··· INPUT RECORDS ···

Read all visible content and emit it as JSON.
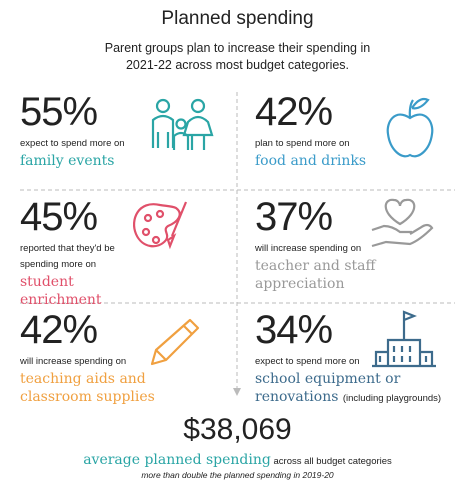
{
  "header": {
    "title": "Planned spending",
    "subtitle": "Parent groups plan to increase their spending in 2021-22 across most budget categories."
  },
  "items": [
    {
      "percent": "55%",
      "description": "expect to spend more on",
      "highlight": "family events"
    },
    {
      "percent": "42%",
      "description": "plan to spend more on",
      "highlight": "food and drinks"
    },
    {
      "percent": "45%",
      "description": "reported that they'd be spending more on",
      "highlight": "student enrichment"
    },
    {
      "percent": "37%",
      "description": "will increase spending on",
      "highlight": "teacher and staff appreciation"
    },
    {
      "percent": "42%",
      "description": "will increase spending on",
      "highlight": "teaching aids and classroom supplies"
    },
    {
      "percent": "34%",
      "description": "expect to spend more on",
      "highlight": "school equipment or renovations",
      "note": "(including playgrounds)"
    }
  ],
  "footer": {
    "amount": "$38,069",
    "highlight": "average planned spending",
    "text": "across all budget categories",
    "note": "more than double the planned spending in 2019-20"
  }
}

···

→ **PROBLEM STATEMENT**
Transcribe each line above verbatim, with the pictures left out.

→ **EXERCISE ANSWER**
Read all visible content and emit it as JSON.
{
  "header": {
    "title": "Planned spending",
    "subtitle": "Parent groups plan to increase their spending in 2021-22 across most budget categories."
  },
  "items": [
    {
      "percent": "55%",
      "description": "expect to spend more on",
      "highlight": "family events"
    },
    {
      "percent": "42%",
      "description": "plan to spend more on",
      "highlight": "food and drinks"
    },
    {
      "percent": "45%",
      "description": "reported that they'd be spending more on",
      "highlight": "student enrichment"
    },
    {
      "percent": "37%",
      "description": "will increase spending on",
      "highlight": "teacher and staff appreciation"
    },
    {
      "percent": "42%",
      "description": "will increase spending on",
      "highlight": "teaching aids and classroom supplies"
    },
    {
      "percent": "34%",
      "description": "expect to spend more on",
      "highlight": "school equipment or renovations",
      "note": "(including playgrounds)"
    }
  ],
  "footer": {
    "amount": "$38,069",
    "highlight": "average planned spending",
    "text": "across all budget categories",
    "note": "more than double the planned spending in 2019-20"
  }
}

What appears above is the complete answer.